--- Instruction ---
Copy each line that holds "Déjeuner".

[Stored data entries]
# # # # #

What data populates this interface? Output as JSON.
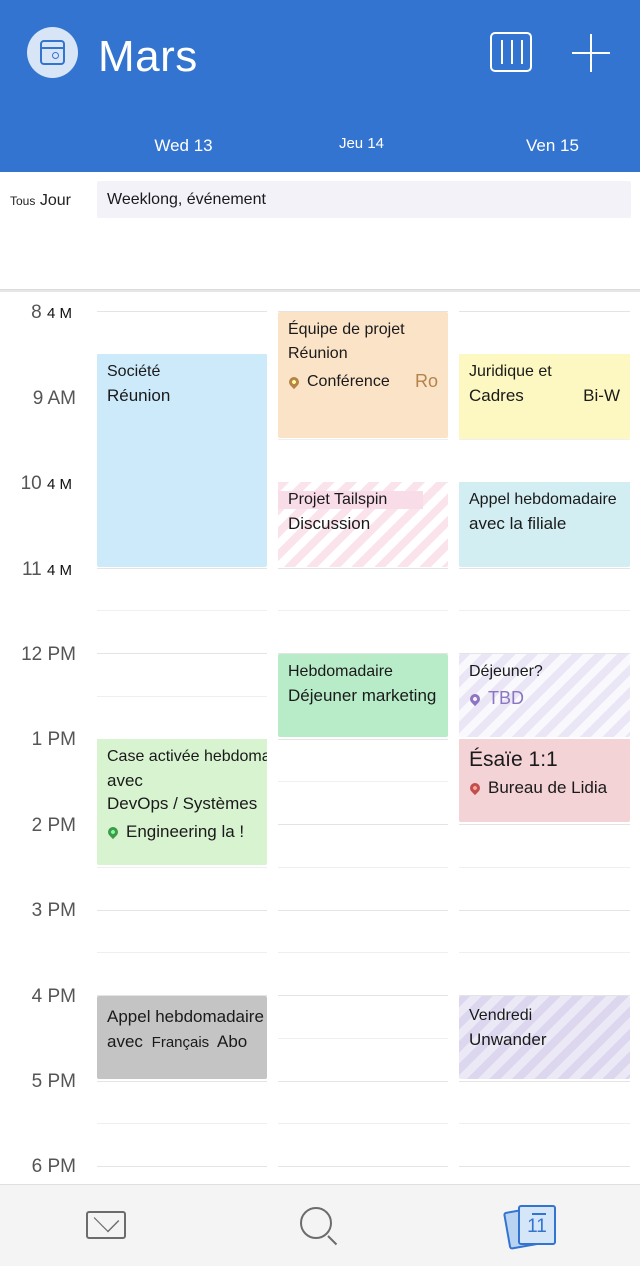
{
  "header": {
    "title": "Mars",
    "days": [
      "Wed 13",
      "Jeu 14",
      "Ven 15"
    ]
  },
  "allday": {
    "label_small": "Tous",
    "label": "Jour",
    "event": "Weeklong, événement"
  },
  "times": [
    {
      "main": "8",
      "suffix": "4 M"
    },
    {
      "main": "9 AM",
      "suffix": ""
    },
    {
      "main": "10",
      "suffix": "4 M"
    },
    {
      "main": "11",
      "suffix": "4 M"
    },
    {
      "main": "12 PM",
      "suffix": ""
    },
    {
      "main": "1 PM",
      "suffix": ""
    },
    {
      "main": "2 PM",
      "suffix": ""
    },
    {
      "main": "3 PM",
      "suffix": ""
    },
    {
      "main": "4 PM",
      "suffix": ""
    },
    {
      "main": "5 PM",
      "suffix": ""
    },
    {
      "main": "6 PM",
      "suffix": ""
    }
  ],
  "events": {
    "societe": {
      "line1": "Société",
      "line2": "Réunion"
    },
    "equipe": {
      "line1": "Équipe de projet",
      "line1b": "Réunion",
      "location": "Conférence",
      "location_tail": "Ro"
    },
    "juridique": {
      "line1": "Juridique et",
      "line2": "Cadres",
      "line2_tail": "Bi-W"
    },
    "tailspin": {
      "line1": "Projet Tailspin",
      "line2": "Discussion"
    },
    "appel_filiale": {
      "line1": "Appel hebdomadaire",
      "line2": "avec la filiale"
    },
    "dejeuner_marketing": {
      "line1": "Hebdomadaire",
      "line2": "Déjeuner marketing"
    },
    "dejeuner": {
      "line1": "Déjeuner?",
      "location": "TBD"
    },
    "devops": {
      "line1": "Case activée hebdomadaire",
      "line2": "avec",
      "line3": "DevOps / Systèmes",
      "location": "Engineering la !"
    },
    "esaie": {
      "line1": "Ésaïe 1:1",
      "location": "Bureau de Lidia"
    },
    "appel_francais": {
      "line1": "Appel hebdomadaire",
      "line2a": "avec",
      "line2b": "Français",
      "line2c": "Abo"
    },
    "vendredi": {
      "line1": "Vendredi",
      "line2": "Unwander"
    }
  },
  "colors": {
    "header": "#3274d0",
    "blue_event": "#cdeafb",
    "orange_event": "#fbe3c8",
    "yellow_event": "#fdf8c2",
    "teal_event": "#d2eef2",
    "green_event": "#b8ecc9",
    "lightgreen_event": "#d8f3d0",
    "red_event": "#f3d3d6",
    "gray_event": "#c4c4c4"
  },
  "tabs": {
    "mail": "mail-icon",
    "search": "search-icon",
    "calendar": "calendar-icon",
    "calendar_day": "11"
  }
}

# # # # #

--- Written solution ---
      "line2": "Déjeuner marketing"
      "line1": "Déjeuner?",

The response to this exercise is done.